_Text provided:_
Drift Taxonomy

The six types of agent drift Caret detects, with examples and detection strategies.

Overview

Caret detects six distinct types of agent drift. Each has its own detection strategy, severity level, and recommended intervention. Understanding the taxonomy helps you configure thresholds and interventions for your team.

Scope drift

Severity: High

The agent modifies files outside the scope of your prompt. This is the most common drift type, occurring in roughly 40% of drifted sessions.

Example: You ask the agent to "fix auth token refresh in src/auth/". Three tool calls in, it starts editing src/db/schema.ts.

Detection: Caret compares every file the agent touches against the intent record's scope field. Files outside scope accumulate a drift score.

Common causes: The agent follows import chains too aggressively, decides a "proper fix" requires upstream changes, or misunderstands the scope of the task.

Deep dive: Scope Drift Detection →

Retry loops

Severity: Medium

The agent edits the same file repeatedly with the same error pattern. It's stuck and burning tokens without making progress.

Example: The agent edits middleware.ts, runs pnpm test, sees a failure, edits middleware.ts again with a similar change, tests again, fails again — 5 times in a row.

Detection: Caret tracks file-edit frequency and consecutive failure patterns. Three or more edits to the same file with the same failing test triggers an alert.

Cost runaway

Severity: Medium

Token usage exceeds a reasonable threshold for the complexity of the task. A "fix typo" prompt shouldn't cost $2.

Example: A simple validation bug fix burns $1.80 in tokens because the agent is reading every file in the project to "understand context."

_Given information:_

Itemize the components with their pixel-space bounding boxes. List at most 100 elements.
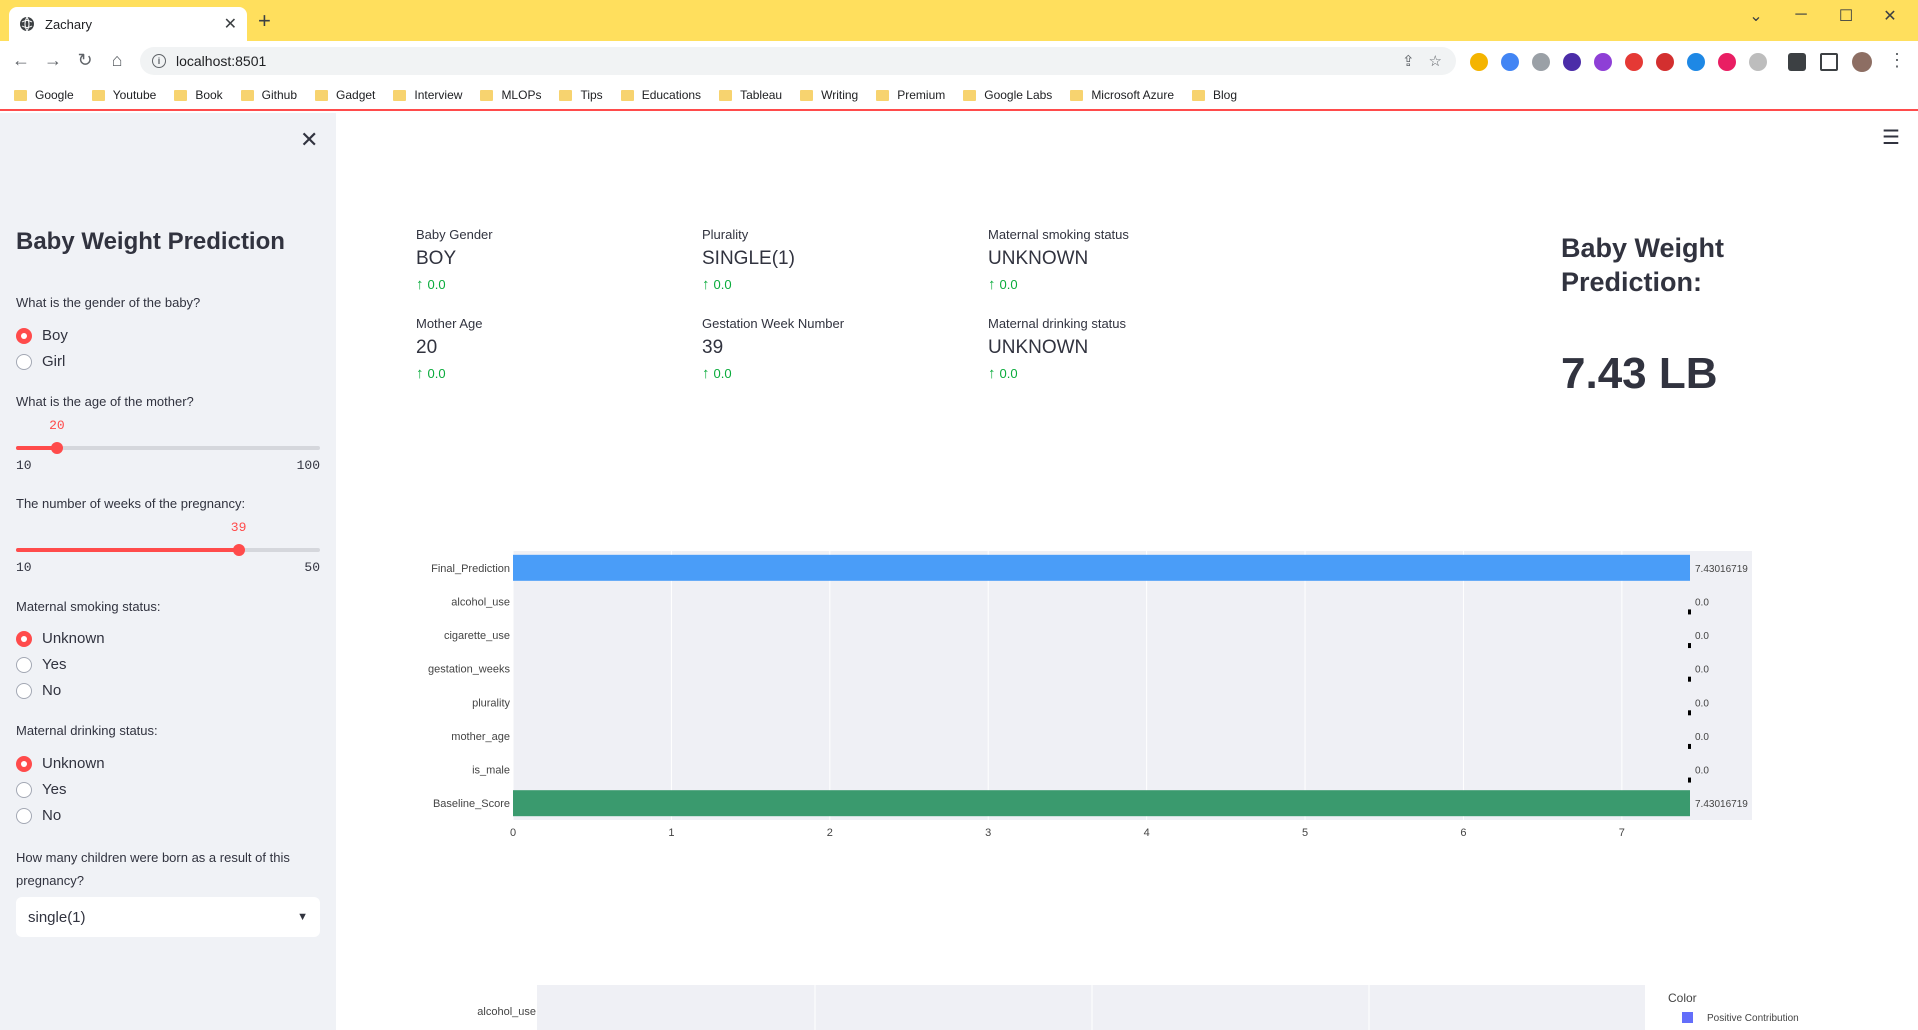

_Exercise description:_
Copy out the drift taxonomy from the words "Detection: Caret tracks" through "shouldn't cost $2.", swapping "consecutive failure patterns" for "repeated failure patterns". Work only from the drift taxonomy, not from the listing.

_Solved exercise:_
Detection: Caret tracks file-edit frequency and repeated failure patterns. Three or more edits to the same file with the same failing test triggers an alert.

Cost runaway

Severity: Medium

Token usage exceeds a reasonable threshold for the complexity of the task. A "fix typo" prompt shouldn't cost $2.